▸ Work instructions:
a) Copy the passage on cleaning gun barrels word for word, from "A good bore" up to and including "a combat weapon.".
b) Write the next part of the passage on cleaning gun barrels, picking up right after its last sentence.

▸ Text passage:
#####

I wouldn't say the NRA shooters were completely right but close.Modern lubes do cut down on the work required to clean,but they don't negate it.They were correct about the first shot after a cleaning being different,that's how it became known as a fouling shot.No matter what,there is residue left behind after patching the bore dry to shoot so that first shot burns it off.After that you're shooting to the potential of the barrel,and successive shots slowly dirty the bore causing accuracy to slowly diminish.The bore's material,finish,dimentions and ammo's material and dimentions all factor in if the bore gets trashed fast or not.I still believe in breaking in a new bore,but I don't obsess about it since I don't have a $400 barrel to shoot benchrest matches.If I do break in a barrel that doesn't instruct you how to,I shoot a few rounds of jacketed and swab it out,repeat a few times and then run 10 and clean.When a box of 50 is gone I just let it rip.If I intend on shooting lead I run 100 or so first to hopefully burnish down any flaws.

A good bore and properly fit bullet won't foul out fast,but things aren't always ideal.Some of these shooting schools have you go 1K rounds without being able to clean it,that is what it should be able to handle easily for a combat weapon.

#####

▸ Source material:
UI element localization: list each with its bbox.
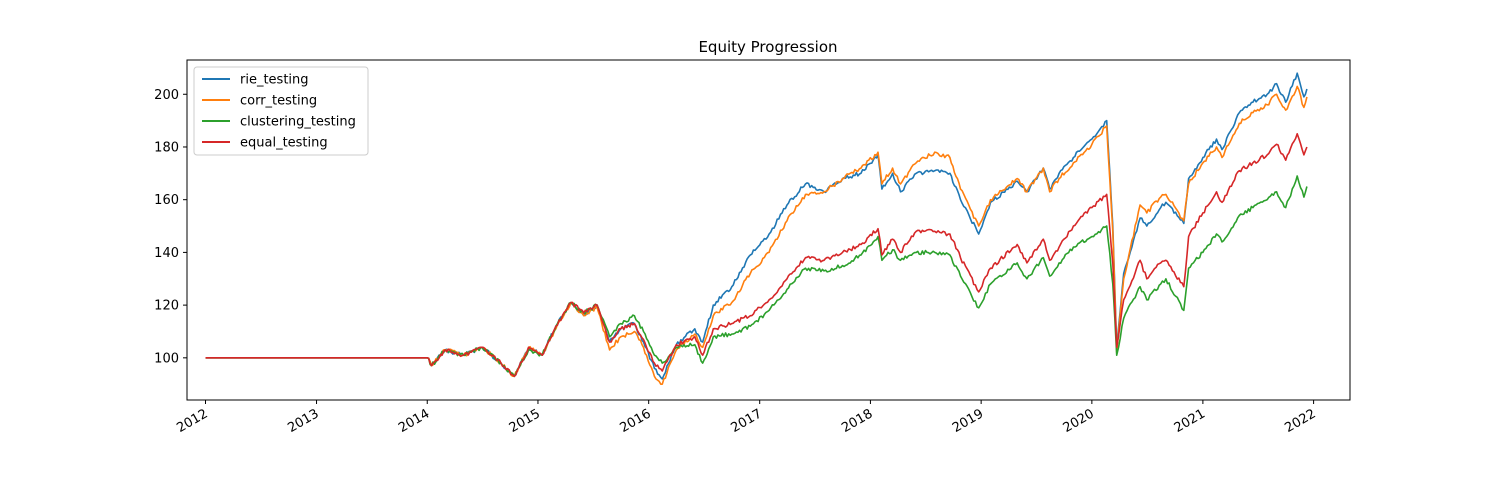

#####

▸ Results in order:
a)
A good bore and properly fit bullet won't foul out fast,but things aren't always ideal.Some of these shooting schools have you go 1K rounds without being able to clean it,that is what it should be able to handle easily for a combat weapon.

b)
----------



## Steve M1911A1 (Feb 6, 2008)

I always used lead bullets, even in competition, so I did have to "get the lead out" every once in a while.
But my pistols were cleaned only just before actually participating in the match itself.
All my practice, thousands of rounds, was fired from an uncleaned gun.

I used six grains of 231, behind either a 230-grain RN, or a 200-grain SWC. (In practice, it's good to be able to see where your first shot went.)
Using bullets produced from Hensley & Gibbs molds, both shapes worked perfectly at the same RN-seater setting. No readjustment was necessary.

Six grains of 231 is a pretty strong load, and dirty, but it always worked, was sufficiently accurate, and it always moved the pendulum far enough to make "major caliber."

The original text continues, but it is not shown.